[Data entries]
────────────────

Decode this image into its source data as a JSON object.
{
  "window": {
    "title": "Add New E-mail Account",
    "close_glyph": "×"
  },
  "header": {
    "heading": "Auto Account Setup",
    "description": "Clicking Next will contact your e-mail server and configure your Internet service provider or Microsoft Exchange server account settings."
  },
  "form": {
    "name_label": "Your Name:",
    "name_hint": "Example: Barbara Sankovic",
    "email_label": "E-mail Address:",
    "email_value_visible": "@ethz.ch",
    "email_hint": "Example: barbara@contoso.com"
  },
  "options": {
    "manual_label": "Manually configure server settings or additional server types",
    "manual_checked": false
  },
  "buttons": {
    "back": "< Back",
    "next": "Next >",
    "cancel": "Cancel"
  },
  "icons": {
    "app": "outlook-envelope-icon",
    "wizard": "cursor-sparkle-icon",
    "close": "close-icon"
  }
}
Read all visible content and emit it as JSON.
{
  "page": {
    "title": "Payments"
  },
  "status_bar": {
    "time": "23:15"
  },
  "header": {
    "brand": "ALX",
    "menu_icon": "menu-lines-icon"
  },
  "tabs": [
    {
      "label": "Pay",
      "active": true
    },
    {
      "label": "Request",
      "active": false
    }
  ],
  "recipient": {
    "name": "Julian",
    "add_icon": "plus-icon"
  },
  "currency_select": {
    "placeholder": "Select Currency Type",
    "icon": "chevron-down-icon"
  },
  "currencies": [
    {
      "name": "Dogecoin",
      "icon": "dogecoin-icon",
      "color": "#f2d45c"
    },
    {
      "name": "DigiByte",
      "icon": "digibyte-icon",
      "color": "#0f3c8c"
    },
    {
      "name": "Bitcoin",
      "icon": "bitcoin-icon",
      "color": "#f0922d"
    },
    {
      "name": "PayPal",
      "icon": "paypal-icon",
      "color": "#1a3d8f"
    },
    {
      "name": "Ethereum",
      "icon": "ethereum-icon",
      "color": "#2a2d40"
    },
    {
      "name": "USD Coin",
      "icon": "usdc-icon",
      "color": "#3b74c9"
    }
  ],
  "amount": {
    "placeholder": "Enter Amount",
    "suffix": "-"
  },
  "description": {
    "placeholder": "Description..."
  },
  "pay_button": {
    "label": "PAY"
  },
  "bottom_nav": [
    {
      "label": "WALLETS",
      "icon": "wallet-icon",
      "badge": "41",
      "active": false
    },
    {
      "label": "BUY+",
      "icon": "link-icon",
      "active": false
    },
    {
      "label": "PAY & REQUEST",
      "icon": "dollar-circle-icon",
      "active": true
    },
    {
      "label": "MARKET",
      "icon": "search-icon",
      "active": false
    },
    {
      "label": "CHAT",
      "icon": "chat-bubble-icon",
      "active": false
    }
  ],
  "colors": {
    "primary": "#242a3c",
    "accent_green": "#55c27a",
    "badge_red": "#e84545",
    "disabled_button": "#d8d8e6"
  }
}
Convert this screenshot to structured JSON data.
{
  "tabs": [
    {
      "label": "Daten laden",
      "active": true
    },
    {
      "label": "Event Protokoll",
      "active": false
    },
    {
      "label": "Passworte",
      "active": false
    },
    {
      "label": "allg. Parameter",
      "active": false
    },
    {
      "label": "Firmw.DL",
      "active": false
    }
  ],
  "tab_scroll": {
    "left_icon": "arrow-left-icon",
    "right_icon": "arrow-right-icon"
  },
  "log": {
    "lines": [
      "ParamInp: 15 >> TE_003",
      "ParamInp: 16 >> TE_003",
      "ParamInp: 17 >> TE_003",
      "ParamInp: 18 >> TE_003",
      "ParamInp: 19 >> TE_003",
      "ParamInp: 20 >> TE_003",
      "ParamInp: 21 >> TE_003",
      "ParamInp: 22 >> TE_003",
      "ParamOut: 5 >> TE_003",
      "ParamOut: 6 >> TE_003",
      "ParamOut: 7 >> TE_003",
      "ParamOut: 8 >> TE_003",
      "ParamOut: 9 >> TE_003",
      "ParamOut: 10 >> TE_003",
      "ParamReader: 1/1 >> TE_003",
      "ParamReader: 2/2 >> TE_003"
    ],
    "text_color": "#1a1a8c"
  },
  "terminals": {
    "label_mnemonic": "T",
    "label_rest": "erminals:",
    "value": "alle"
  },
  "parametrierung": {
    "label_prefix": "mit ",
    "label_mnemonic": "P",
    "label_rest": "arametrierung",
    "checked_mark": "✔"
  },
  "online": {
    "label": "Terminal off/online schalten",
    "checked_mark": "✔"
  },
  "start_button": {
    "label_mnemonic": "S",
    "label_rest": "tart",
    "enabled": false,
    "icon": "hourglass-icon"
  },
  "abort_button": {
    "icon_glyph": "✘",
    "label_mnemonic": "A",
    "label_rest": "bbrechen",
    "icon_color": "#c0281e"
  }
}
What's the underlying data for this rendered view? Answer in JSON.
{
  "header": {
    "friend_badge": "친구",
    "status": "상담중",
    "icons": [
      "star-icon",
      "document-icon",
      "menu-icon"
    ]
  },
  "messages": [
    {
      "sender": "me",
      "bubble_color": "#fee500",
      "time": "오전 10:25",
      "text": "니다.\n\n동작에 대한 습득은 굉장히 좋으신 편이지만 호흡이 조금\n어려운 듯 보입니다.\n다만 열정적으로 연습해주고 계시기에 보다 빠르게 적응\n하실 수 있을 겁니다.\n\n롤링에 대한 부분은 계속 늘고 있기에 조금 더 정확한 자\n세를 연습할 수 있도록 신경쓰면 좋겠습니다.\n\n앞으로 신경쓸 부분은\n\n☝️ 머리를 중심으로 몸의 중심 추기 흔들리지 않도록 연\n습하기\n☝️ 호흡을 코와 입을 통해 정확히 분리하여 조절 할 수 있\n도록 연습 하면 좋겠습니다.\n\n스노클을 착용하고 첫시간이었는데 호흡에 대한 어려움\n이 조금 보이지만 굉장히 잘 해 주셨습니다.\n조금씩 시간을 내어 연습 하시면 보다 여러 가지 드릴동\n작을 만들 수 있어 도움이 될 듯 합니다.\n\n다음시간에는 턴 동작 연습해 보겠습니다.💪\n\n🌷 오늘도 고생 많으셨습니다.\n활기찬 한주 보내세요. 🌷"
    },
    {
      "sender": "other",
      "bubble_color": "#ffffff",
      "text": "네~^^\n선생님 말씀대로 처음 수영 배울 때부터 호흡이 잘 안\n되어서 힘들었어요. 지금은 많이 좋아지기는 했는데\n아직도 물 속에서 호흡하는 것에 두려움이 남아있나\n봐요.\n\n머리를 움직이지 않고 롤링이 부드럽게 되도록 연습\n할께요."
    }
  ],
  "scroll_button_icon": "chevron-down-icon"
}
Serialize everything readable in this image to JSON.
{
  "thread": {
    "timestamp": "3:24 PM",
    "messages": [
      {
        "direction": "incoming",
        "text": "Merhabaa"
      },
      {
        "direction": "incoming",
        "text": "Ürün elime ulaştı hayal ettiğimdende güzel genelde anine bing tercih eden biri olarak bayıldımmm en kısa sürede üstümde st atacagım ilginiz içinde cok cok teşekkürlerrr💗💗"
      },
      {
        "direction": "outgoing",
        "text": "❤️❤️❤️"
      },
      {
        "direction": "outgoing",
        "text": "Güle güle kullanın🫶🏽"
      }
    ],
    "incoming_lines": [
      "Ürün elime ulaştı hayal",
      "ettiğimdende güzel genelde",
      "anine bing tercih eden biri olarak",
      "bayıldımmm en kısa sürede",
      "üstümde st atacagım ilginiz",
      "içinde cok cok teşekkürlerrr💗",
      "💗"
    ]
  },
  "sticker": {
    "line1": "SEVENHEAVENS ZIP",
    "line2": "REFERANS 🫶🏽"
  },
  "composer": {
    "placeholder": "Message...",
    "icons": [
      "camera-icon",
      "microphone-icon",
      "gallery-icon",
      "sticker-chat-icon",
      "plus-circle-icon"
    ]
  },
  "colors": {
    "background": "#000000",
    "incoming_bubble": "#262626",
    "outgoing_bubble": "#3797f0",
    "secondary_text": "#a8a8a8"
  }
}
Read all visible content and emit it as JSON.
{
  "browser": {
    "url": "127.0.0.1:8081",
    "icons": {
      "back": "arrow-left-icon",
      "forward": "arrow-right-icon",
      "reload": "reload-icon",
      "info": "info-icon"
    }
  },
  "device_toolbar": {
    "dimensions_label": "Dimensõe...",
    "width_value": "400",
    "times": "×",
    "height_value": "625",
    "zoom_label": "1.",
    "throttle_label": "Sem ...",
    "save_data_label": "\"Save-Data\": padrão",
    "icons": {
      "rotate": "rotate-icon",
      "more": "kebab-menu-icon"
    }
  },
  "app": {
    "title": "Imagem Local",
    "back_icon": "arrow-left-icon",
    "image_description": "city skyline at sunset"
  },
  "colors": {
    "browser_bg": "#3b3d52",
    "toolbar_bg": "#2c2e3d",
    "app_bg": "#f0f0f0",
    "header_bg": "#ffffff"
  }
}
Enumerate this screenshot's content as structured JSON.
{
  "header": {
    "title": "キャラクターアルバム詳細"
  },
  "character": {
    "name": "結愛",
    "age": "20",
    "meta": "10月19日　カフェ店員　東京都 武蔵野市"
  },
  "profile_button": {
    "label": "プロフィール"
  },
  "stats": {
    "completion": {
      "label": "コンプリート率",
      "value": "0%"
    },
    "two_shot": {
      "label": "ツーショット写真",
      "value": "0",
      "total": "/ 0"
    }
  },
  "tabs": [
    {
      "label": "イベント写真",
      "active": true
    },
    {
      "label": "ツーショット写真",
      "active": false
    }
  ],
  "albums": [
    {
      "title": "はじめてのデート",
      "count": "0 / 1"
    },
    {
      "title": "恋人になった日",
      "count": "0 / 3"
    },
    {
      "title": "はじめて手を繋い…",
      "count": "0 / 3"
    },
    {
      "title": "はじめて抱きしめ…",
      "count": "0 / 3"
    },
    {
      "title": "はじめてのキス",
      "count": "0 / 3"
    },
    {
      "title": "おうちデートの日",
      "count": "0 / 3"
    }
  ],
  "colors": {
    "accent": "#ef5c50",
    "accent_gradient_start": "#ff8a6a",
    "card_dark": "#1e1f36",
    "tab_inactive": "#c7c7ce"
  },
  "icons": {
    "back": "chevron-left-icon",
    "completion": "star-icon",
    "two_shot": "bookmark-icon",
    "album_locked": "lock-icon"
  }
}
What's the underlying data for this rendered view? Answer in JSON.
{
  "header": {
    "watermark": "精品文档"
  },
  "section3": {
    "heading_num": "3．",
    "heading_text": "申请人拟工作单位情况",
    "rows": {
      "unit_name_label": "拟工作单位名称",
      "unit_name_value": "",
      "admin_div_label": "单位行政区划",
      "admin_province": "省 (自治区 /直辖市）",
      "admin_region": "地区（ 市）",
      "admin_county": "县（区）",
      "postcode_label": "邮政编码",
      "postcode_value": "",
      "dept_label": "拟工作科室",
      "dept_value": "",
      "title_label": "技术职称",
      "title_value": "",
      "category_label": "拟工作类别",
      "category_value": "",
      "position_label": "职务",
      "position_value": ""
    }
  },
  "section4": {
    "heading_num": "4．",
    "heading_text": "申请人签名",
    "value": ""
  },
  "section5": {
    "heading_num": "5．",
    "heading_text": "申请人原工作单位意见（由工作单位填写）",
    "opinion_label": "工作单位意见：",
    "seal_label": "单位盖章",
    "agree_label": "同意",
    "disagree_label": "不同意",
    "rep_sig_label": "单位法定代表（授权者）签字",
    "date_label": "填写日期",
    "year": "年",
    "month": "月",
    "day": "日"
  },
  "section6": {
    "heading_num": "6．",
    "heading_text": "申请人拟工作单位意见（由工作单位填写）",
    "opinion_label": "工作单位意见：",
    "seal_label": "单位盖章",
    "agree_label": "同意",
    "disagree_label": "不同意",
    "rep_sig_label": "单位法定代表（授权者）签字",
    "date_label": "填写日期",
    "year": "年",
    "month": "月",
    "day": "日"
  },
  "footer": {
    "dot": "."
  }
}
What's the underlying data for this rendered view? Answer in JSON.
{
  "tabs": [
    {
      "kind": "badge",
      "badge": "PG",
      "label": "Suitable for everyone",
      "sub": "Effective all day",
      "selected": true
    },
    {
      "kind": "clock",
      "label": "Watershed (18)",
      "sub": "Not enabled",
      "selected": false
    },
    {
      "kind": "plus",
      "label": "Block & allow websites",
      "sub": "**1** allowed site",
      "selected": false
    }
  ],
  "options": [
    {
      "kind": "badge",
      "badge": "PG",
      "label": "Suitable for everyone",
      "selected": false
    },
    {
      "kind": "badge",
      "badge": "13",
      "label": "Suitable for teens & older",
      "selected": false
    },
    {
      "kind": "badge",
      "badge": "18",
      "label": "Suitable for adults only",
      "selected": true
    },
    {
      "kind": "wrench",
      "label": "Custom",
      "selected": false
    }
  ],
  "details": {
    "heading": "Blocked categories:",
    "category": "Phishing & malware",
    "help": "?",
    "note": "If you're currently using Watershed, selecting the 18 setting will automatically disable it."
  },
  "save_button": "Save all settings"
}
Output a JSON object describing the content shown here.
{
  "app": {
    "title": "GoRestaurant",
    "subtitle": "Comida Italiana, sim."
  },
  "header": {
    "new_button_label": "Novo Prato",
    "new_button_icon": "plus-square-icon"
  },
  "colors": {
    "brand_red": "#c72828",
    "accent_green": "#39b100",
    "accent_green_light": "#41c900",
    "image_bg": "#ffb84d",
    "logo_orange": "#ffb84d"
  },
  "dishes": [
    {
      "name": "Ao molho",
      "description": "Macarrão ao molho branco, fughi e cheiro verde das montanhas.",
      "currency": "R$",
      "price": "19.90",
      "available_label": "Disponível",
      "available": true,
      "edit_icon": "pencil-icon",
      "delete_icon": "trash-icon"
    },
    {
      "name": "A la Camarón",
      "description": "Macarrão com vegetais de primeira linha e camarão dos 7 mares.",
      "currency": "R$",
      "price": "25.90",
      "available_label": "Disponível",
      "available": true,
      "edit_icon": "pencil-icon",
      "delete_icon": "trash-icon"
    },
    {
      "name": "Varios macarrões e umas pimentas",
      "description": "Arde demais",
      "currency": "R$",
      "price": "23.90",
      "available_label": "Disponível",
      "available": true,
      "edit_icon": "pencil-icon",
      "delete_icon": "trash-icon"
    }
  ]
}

────────────────

» **Exercise requirements**: Please list every line of the records that contains "content".

» **Exercise answer**:
Read all visible content and emit it as JSON.
Read all visible content and emit it as JSON.
Enumerate this screenshot's content as structured JSON.
Output a JSON object describing the content shown here.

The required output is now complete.